WHAT IS EXPECTED: Could you print every line of the material below with no changes at all?

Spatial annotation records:
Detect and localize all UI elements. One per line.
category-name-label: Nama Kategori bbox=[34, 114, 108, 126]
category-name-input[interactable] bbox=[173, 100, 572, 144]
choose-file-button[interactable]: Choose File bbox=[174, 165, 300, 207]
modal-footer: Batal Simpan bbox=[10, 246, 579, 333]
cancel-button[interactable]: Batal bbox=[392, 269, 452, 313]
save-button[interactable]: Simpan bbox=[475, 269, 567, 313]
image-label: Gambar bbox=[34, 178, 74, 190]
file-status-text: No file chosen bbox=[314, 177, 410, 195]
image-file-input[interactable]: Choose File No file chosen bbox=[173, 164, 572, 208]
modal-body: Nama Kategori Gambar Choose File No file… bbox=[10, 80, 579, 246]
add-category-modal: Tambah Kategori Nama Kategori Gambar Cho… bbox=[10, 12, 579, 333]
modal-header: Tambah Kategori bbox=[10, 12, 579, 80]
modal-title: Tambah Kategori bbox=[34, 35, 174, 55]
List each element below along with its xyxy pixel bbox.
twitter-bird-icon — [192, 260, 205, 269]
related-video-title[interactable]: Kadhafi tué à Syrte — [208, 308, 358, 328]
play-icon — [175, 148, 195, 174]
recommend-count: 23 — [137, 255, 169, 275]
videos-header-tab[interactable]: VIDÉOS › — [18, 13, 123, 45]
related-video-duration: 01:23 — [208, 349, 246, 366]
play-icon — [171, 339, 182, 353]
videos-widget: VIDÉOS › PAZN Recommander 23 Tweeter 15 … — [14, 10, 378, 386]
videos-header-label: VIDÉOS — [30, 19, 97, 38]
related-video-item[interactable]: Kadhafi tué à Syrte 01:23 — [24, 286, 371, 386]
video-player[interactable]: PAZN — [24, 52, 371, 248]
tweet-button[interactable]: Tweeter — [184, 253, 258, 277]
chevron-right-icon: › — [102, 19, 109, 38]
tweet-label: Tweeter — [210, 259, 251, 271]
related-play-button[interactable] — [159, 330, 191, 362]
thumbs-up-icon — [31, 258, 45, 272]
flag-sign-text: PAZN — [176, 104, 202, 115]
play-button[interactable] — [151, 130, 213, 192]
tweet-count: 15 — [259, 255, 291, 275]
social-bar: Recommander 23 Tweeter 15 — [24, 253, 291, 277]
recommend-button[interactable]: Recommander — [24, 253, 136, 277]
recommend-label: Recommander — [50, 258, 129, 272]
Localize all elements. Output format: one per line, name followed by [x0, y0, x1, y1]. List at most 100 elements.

EXERCISE RESULT:
Detect and localize all UI elements. One per line.
category-name-label: Nama Kategori bbox=[34, 114, 108, 126]
category-name-input[interactable] bbox=[173, 100, 572, 144]
choose-file-button[interactable]: Choose File bbox=[174, 165, 300, 207]
modal-footer: Batal Simpan bbox=[10, 246, 579, 333]
cancel-button[interactable]: Batal bbox=[392, 269, 452, 313]
save-button[interactable]: Simpan bbox=[475, 269, 567, 313]
image-label: Gambar bbox=[34, 178, 74, 190]
file-status-text: No file chosen bbox=[314, 177, 410, 195]
image-file-input[interactable]: Choose File No file chosen bbox=[173, 164, 572, 208]
modal-body: Nama Kategori Gambar Choose File No file… bbox=[10, 80, 579, 246]
add-category-modal: Tambah Kategori Nama Kategori Gambar Cho… bbox=[10, 12, 579, 333]
modal-header: Tambah Kategori bbox=[10, 12, 579, 80]
modal-title: Tambah Kategori bbox=[34, 35, 174, 55]
List each element below along with its xyxy pixel bbox.
twitter-bird-icon — [192, 260, 205, 269]
related-video-title[interactable]: Kadhafi tué à Syrte — [208, 308, 358, 328]
play-icon — [175, 148, 195, 174]
recommend-count: 23 — [137, 255, 169, 275]
videos-header-tab[interactable]: VIDÉOS › — [18, 13, 123, 45]
related-video-duration: 01:23 — [208, 349, 246, 366]
play-icon — [171, 339, 182, 353]
videos-widget: VIDÉOS › PAZN Recommander 23 Tweeter 15 … — [14, 10, 378, 386]
videos-header-label: VIDÉOS — [30, 19, 97, 38]
related-video-item[interactable]: Kadhafi tué à Syrte 01:23 — [24, 286, 371, 386]
video-player[interactable]: PAZN — [24, 52, 371, 248]
tweet-button[interactable]: Tweeter — [184, 253, 258, 277]
chevron-right-icon: › — [102, 19, 109, 38]
tweet-label: Tweeter — [210, 259, 251, 271]
related-play-button[interactable] — [159, 330, 191, 362]
thumbs-up-icon — [31, 258, 45, 272]
flag-sign-text: PAZN — [176, 104, 202, 115]
play-button[interactable] — [151, 130, 213, 192]
tweet-count: 15 — [259, 255, 291, 275]
social-bar: Recommander 23 Tweeter 15 — [24, 253, 291, 277]
recommend-button[interactable]: Recommander — [24, 253, 136, 277]
recommend-label: Recommander — [50, 258, 129, 272]
Localize all elements. Output format: one per line, name followed by [x0, y0, x1, y1]. List at most 100 elements.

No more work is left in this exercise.